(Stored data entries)
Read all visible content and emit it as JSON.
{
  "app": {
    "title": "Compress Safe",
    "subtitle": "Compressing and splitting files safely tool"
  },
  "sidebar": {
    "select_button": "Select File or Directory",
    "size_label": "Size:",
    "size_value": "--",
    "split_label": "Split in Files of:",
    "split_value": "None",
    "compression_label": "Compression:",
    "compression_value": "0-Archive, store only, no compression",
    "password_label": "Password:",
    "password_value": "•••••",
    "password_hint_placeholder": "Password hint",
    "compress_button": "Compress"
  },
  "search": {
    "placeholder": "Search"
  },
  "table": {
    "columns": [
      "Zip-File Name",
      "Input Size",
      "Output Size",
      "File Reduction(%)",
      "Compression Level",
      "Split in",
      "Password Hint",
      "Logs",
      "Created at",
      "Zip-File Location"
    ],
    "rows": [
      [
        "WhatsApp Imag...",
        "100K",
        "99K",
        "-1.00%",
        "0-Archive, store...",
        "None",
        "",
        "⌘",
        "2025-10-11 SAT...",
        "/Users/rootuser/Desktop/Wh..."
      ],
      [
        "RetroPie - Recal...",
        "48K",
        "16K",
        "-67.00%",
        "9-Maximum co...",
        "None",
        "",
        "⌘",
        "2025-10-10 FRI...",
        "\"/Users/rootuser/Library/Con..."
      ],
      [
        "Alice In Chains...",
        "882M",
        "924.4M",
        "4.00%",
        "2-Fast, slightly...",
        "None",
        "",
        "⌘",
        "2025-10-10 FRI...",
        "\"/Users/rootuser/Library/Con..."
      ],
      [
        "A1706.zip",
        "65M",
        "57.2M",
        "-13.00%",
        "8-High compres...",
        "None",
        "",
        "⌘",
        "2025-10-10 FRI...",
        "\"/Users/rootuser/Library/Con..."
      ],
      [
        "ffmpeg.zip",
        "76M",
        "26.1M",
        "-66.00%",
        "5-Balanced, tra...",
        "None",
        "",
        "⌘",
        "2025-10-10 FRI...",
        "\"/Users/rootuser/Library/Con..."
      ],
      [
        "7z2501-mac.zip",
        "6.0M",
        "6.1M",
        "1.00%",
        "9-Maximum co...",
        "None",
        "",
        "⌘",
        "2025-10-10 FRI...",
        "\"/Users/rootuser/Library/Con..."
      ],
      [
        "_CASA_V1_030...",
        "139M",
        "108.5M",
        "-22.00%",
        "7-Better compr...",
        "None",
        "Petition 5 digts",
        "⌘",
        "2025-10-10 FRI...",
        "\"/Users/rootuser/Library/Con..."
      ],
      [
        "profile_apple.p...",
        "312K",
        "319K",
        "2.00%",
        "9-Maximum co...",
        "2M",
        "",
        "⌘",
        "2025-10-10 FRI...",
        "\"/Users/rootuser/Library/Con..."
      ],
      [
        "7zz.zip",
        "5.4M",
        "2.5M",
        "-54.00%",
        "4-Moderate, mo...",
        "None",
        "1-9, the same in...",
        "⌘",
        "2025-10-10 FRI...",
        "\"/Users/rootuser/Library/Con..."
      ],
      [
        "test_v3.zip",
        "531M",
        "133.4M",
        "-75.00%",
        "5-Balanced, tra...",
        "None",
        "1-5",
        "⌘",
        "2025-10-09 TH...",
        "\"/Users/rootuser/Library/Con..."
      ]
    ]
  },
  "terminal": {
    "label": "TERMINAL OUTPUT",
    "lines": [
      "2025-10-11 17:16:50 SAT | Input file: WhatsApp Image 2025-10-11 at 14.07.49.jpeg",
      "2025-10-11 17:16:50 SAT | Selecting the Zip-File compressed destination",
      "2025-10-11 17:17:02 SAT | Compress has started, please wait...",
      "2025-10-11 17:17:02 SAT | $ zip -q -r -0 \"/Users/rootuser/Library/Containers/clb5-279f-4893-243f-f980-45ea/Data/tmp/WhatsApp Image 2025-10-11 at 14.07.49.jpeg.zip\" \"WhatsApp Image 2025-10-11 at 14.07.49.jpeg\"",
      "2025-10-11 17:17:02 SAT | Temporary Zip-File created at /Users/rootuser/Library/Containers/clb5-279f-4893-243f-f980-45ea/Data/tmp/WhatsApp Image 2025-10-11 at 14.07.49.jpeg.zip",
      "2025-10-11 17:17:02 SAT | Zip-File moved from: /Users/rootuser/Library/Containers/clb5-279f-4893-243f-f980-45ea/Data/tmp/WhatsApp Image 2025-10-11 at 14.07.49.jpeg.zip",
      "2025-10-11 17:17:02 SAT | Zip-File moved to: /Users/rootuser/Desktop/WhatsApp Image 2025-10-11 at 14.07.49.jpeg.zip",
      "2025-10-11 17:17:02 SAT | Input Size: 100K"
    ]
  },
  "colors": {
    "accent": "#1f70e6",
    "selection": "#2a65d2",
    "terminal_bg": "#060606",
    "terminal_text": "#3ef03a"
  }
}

= Task description =
Please give back all of the records exactly as written.

= In response =
Read all visible content and emit it as JSON.
{
  "app": {
    "title": "Compress Safe",
    "subtitle": "Compressing and splitting files safely tool"
  },
  "sidebar": {
    "select_button": "Select File or Directory",
    "size_label": "Size:",
    "size_value": "--",
    "split_label": "Split in Files of:",
    "split_value": "None",
    "compression_label": "Compression:",
    "compression_value": "0-Archive, store only, no compression",
    "password_label": "Password:",
    "password_value": "•••••",
    "password_hint_placeholder": "Password hint",
    "compress_button": "Compress"
  },
  "search": {
    "placeholder": "Search"
  },
  "table": {
    "columns": [
      "Zip-File Name",
      "Input Size",
      "Output Size",
      "File Reduction(%)",
      "Compression Level",
      "Split in",
      "Password Hint",
      "Logs",
      "Created at",
      "Zip-File Location"
    ],
    "rows": [
      [
        "WhatsApp Imag...",
        "100K",
        "99K",
        "-1.00%",
        "0-Archive, store...",
        "None",
        "",
        "⌘",
        "2025-10-11 SAT...",
        "/Users/rootuser/Desktop/Wh..."
      ],
      [
        "RetroPie - Recal...",
        "48K",
        "16K",
        "-67.00%",
        "9-Maximum co...",
        "None",
        "",
        "⌘",
        "2025-10-10 FRI...",
        "\"/Users/rootuser/Library/Con..."
      ],
      [
        "Alice In Chains...",
        "882M",
        "924.4M",
        "4.00%",
        "2-Fast, slightly...",
        "None",
        "",
        "⌘",
        "2025-10-10 FRI...",
        "\"/Users/rootuser/Library/Con..."
      ],
      [
        "A1706.zip",
        "65M",
        "57.2M",
        "-13.00%",
        "8-High compres...",
        "None",
        "",
        "⌘",
        "2025-10-10 FRI...",
        "\"/Users/rootuser/Library/Con..."
      ],
      [
        "ffmpeg.zip",
        "76M",
        "26.1M",
        "-66.00%",
        "5-Balanced, tra...",
        "None",
        "",
        "⌘",
        "2025-10-10 FRI...",
        "\"/Users/rootuser/Library/Con..."
      ],
      [
        "7z2501-mac.zip",
        "6.0M",
        "6.1M",
        "1.00%",
        "9-Maximum co...",
        "None",
        "",
        "⌘",
        "2025-10-10 FRI...",
        "\"/Users/rootuser/Library/Con..."
      ],
      [
        "_CASA_V1_030...",
        "139M",
        "108.5M",
        "-22.00%",
        "7-Better compr...",
        "None",
        "Petition 5 digts",
        "⌘",
        "2025-10-10 FRI...",
        "\"/Users/rootuser/Library/Con..."
      ],
      [
        "profile_apple.p...",
        "312K",
        "319K",
        "2.00%",
        "9-Maximum co...",
        "2M",
        "",
        "⌘",
        "2025-10-10 FRI...",
        "\"/Users/rootuser/Library/Con..."
      ],
      [
        "7zz.zip",
        "5.4M",
        "2.5M",
        "-54.00%",
        "4-Moderate, mo...",
        "None",
        "1-9, the same in...",
        "⌘",
        "2025-10-10 FRI...",
        "\"/Users/rootuser/Library/Con..."
      ],
      [
        "test_v3.zip",
        "531M",
        "133.4M",
        "-75.00%",
        "5-Balanced, tra...",
        "None",
        "1-5",
        "⌘",
        "2025-10-09 TH...",
        "\"/Users/rootuser/Library/Con..."
      ]
    ]
  },
  "terminal": {
    "label": "TERMINAL OUTPUT",
    "lines": [
      "2025-10-11 17:16:50 SAT | Input file: WhatsApp Image 2025-10-11 at 14.07.49.jpeg",
      "2025-10-11 17:16:50 SAT | Selecting the Zip-File compressed destination",
      "2025-10-11 17:17:02 SAT | Compress has started, please wait...",
      "2025-10-11 17:17:02 SAT | $ zip -q -r -0 \"/Users/rootuser/Library/Containers/clb5-279f-4893-243f-f980-45ea/Data/tmp/WhatsApp Image 2025-10-11 at 14.07.49.jpeg.zip\" \"WhatsApp Image 2025-10-11 at 14.07.49.jpeg\"",
      "2025-10-11 17:17:02 SAT | Temporary Zip-File created at /Users/rootuser/Library/Containers/clb5-279f-4893-243f-f980-45ea/Data/tmp/WhatsApp Image 2025-10-11 at 14.07.49.jpeg.zip",
      "2025-10-11 17:17:02 SAT | Zip-File moved from: /Users/rootuser/Library/Containers/clb5-279f-4893-243f-f980-45ea/Data/tmp/WhatsApp Image 2025-10-11 at 14.07.49.jpeg.zip",
      "2025-10-11 17:17:02 SAT | Zip-File moved to: /Users/rootuser/Desktop/WhatsApp Image 2025-10-11 at 14.07.49.jpeg.zip",
      "2025-10-11 17:17:02 SAT | Input Size: 100K"
    ]
  },
  "colors": {
    "accent": "#1f70e6",
    "selection": "#2a65d2",
    "terminal_bg": "#060606",
    "terminal_text": "#3ef03a"
  }
}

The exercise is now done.